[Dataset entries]
— BEGIN —

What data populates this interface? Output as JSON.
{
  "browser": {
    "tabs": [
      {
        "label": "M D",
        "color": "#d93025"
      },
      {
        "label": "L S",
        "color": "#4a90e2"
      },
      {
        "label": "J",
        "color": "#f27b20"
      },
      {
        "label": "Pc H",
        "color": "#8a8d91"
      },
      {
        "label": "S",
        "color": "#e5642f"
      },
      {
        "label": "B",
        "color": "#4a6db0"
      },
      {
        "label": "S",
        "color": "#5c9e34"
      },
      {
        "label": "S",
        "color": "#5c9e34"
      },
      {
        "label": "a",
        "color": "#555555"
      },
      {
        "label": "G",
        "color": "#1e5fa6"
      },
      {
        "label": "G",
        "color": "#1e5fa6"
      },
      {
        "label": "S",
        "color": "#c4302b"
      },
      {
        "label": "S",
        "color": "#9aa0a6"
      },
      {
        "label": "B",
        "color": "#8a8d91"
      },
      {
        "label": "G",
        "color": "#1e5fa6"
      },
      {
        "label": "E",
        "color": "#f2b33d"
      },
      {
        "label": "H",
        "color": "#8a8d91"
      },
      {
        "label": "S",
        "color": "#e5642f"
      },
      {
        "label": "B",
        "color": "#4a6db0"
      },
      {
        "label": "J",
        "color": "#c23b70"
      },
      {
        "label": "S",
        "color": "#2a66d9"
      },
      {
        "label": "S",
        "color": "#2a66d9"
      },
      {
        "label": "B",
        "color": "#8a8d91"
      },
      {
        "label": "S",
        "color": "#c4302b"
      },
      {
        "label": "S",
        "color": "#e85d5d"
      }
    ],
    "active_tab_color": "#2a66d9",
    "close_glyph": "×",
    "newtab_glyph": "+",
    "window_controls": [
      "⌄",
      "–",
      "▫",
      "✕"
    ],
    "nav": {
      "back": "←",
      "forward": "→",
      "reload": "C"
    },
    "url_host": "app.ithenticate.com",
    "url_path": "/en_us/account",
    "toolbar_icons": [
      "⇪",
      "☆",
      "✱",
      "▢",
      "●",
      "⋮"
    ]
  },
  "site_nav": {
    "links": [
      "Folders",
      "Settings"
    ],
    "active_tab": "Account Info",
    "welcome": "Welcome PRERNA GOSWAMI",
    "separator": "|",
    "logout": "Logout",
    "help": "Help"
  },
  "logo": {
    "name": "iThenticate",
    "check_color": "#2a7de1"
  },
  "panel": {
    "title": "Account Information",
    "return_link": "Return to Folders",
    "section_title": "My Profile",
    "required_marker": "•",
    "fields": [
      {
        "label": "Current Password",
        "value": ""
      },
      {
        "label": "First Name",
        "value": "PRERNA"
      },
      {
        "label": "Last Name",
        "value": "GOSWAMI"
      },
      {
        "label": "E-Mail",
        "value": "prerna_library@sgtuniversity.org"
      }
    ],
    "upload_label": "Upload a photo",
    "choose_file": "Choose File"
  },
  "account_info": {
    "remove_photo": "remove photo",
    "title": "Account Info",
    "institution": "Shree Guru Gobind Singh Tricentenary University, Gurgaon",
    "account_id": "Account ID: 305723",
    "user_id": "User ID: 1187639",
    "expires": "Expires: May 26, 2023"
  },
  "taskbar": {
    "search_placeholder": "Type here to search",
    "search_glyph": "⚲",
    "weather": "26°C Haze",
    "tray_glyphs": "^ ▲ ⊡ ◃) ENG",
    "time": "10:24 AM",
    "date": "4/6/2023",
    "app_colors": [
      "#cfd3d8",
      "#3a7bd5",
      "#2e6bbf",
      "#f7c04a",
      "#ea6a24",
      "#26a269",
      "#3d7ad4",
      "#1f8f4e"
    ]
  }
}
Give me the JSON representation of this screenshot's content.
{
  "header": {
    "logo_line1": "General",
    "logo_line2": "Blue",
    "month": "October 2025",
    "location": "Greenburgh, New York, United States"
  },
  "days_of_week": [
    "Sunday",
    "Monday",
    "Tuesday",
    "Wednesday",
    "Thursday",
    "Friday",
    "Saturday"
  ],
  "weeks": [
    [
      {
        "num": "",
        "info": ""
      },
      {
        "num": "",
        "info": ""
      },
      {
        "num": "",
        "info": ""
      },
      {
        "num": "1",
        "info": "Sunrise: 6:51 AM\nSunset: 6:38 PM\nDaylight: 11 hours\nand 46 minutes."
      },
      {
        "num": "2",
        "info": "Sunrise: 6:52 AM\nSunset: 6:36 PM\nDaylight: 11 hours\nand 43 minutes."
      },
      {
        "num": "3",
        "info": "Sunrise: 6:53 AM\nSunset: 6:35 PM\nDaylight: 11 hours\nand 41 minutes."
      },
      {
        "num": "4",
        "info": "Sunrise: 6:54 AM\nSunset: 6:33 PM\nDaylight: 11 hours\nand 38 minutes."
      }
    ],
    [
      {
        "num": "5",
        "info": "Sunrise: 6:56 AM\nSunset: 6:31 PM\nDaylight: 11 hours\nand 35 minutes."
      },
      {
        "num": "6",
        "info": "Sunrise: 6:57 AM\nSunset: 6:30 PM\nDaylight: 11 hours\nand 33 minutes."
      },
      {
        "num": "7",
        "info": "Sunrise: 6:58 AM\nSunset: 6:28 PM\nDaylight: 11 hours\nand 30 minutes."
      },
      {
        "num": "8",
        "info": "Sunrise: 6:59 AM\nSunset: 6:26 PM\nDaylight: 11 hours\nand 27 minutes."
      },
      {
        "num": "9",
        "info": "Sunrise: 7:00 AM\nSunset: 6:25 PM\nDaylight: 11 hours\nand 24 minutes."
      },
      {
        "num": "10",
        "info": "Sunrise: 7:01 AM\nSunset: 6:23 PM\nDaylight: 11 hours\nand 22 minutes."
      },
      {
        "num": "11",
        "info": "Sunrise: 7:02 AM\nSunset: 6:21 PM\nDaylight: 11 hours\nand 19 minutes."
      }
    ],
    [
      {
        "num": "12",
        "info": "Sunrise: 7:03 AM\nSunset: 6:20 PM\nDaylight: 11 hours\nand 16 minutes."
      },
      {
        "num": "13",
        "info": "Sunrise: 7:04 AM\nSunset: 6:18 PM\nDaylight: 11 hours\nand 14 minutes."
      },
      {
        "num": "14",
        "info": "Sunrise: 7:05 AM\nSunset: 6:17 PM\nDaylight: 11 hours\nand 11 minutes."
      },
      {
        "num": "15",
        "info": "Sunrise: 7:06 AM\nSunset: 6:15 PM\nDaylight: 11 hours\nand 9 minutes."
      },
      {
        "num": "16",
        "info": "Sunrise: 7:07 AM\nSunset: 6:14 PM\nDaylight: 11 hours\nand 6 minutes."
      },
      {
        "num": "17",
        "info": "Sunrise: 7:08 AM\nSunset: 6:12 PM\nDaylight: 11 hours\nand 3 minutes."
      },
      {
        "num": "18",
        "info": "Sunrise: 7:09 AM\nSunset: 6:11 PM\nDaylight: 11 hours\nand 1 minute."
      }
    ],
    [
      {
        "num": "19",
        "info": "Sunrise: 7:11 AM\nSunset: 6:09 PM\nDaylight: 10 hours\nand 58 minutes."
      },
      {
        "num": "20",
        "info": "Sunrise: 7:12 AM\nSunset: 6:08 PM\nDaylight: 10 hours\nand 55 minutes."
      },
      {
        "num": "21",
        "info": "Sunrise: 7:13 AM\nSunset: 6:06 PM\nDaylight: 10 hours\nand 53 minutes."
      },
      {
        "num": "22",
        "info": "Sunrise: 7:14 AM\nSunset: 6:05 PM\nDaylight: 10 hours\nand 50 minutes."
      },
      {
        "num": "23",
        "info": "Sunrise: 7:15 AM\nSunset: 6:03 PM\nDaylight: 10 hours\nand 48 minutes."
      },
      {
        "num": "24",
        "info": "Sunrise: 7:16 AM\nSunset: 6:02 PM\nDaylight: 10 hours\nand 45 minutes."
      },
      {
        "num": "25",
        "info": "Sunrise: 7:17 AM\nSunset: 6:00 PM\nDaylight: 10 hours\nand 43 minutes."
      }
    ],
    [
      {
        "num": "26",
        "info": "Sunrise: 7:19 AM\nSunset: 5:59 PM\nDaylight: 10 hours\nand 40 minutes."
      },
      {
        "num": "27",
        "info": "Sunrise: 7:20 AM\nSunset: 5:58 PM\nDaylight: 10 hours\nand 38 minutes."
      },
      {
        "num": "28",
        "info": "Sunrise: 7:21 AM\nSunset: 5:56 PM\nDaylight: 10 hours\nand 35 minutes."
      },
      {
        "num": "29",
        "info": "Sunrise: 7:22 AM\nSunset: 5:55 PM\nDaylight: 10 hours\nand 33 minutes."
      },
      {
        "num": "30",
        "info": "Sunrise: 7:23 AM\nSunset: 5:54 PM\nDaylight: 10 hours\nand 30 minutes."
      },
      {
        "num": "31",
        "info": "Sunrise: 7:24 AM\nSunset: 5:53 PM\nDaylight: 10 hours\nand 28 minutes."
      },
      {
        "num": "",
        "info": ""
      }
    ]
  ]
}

— END —

**Exercise directions**
Go through the records above, find every line with the word "value", and list those lines.

**Solved exercise**
        "value": ""
        "value": "PRERNA"
        "value": "GOSWAMI"
        "value": "prerna_library@sgtuniversity.org"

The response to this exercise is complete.